[DATA ROWS]:
** START **

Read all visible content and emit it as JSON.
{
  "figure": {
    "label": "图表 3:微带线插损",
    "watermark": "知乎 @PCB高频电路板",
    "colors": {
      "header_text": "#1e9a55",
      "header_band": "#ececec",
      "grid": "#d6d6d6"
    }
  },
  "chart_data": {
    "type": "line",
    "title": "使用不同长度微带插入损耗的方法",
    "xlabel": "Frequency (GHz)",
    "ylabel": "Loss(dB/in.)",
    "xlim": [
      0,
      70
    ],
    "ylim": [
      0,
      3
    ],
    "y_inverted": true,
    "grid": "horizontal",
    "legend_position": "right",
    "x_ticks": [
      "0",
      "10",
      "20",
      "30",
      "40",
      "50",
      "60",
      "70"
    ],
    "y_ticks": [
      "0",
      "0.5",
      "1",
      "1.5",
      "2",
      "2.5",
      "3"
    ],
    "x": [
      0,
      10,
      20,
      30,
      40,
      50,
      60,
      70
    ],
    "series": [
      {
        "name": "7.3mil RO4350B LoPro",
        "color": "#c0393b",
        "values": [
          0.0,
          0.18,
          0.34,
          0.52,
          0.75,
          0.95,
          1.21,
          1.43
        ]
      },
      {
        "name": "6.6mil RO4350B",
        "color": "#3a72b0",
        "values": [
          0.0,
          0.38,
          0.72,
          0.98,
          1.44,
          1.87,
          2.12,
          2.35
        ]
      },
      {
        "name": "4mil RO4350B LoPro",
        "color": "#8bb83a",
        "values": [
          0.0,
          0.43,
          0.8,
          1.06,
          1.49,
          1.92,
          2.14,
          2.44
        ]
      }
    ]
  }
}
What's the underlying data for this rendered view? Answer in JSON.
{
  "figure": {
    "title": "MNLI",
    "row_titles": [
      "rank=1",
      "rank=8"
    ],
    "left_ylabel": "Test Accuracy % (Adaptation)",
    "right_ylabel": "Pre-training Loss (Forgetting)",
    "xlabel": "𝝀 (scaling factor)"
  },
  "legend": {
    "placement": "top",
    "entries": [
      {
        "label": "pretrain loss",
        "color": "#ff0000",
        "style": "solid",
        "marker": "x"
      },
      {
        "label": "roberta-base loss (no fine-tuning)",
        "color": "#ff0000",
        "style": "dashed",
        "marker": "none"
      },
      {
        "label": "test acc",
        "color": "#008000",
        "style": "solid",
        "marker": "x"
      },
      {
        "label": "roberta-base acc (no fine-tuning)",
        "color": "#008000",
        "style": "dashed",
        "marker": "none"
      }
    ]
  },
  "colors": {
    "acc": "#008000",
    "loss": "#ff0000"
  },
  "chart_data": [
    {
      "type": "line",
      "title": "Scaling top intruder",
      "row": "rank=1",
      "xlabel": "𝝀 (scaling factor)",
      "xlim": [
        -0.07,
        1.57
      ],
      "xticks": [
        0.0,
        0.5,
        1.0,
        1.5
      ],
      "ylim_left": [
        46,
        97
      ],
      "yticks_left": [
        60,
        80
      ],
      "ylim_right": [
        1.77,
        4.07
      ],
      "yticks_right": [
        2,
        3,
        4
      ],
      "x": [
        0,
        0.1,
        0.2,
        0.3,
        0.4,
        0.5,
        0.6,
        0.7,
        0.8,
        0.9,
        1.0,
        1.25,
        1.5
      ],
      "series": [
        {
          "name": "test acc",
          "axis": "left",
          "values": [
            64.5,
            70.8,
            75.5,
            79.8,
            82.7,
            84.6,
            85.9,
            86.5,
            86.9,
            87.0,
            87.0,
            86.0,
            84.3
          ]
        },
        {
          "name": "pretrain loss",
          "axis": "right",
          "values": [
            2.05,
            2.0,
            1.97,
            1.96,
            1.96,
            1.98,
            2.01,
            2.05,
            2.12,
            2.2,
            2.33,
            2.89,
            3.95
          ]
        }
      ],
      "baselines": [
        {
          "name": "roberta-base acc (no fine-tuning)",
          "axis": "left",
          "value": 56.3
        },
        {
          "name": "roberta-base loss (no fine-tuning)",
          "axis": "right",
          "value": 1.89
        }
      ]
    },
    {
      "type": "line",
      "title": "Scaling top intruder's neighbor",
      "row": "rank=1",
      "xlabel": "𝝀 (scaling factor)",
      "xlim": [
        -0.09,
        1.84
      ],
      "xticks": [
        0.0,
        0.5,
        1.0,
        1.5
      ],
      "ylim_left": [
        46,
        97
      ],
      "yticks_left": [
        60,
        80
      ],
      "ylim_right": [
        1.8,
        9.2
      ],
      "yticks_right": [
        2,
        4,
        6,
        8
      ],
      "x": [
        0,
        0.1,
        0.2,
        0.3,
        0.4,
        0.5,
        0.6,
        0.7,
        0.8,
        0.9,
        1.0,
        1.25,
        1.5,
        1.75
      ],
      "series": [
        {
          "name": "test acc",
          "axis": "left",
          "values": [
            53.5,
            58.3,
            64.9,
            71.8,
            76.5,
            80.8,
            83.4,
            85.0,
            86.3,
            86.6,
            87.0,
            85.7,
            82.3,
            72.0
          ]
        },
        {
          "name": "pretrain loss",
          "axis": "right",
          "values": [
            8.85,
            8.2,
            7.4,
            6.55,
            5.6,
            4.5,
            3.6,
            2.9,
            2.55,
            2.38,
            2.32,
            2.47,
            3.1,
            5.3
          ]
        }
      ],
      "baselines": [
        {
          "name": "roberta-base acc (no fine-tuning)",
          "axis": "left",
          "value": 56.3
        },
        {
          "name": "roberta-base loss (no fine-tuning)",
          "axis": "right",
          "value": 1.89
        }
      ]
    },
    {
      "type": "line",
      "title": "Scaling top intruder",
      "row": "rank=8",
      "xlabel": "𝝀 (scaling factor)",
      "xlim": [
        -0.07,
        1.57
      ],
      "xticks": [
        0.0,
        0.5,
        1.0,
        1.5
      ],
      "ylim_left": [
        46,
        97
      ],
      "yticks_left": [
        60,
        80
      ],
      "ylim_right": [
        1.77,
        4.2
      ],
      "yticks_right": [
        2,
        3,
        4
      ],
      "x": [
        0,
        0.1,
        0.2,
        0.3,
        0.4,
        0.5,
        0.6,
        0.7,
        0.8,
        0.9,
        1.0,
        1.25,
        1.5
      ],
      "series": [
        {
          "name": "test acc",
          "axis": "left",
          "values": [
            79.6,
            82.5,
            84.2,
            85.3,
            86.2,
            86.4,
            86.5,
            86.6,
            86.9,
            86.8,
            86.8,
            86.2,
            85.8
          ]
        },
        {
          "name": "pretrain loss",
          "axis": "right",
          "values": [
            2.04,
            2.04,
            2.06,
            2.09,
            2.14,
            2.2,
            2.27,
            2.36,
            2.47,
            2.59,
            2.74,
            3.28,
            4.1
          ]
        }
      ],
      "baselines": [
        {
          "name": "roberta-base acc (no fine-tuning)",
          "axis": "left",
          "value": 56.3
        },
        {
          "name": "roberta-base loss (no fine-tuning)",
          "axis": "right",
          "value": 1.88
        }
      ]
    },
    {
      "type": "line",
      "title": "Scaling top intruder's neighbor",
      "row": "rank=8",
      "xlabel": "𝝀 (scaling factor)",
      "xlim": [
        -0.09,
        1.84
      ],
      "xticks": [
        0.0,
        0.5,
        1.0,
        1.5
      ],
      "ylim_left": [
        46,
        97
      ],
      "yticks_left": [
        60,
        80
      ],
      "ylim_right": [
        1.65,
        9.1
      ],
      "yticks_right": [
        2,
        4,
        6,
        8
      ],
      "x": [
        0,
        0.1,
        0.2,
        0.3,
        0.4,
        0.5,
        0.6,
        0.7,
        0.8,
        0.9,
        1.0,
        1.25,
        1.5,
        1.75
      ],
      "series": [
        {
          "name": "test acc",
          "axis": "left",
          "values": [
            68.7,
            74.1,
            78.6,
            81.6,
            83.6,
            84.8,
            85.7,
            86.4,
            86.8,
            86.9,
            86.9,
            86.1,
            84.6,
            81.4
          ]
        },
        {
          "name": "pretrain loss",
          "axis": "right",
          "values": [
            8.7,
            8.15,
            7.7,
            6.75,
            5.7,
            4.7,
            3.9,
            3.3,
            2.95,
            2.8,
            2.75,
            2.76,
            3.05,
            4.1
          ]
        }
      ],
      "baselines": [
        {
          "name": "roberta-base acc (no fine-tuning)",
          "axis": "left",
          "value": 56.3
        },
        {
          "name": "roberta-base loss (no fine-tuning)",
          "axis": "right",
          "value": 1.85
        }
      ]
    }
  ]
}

** END **

[YOUR INSTRUCTIONS]: List each line of the records that holds the string "JSON".

[TASK RESULT]:
Read all visible content and emit it as JSON.
What's the underlying data for this rendered view? Answer in JSON.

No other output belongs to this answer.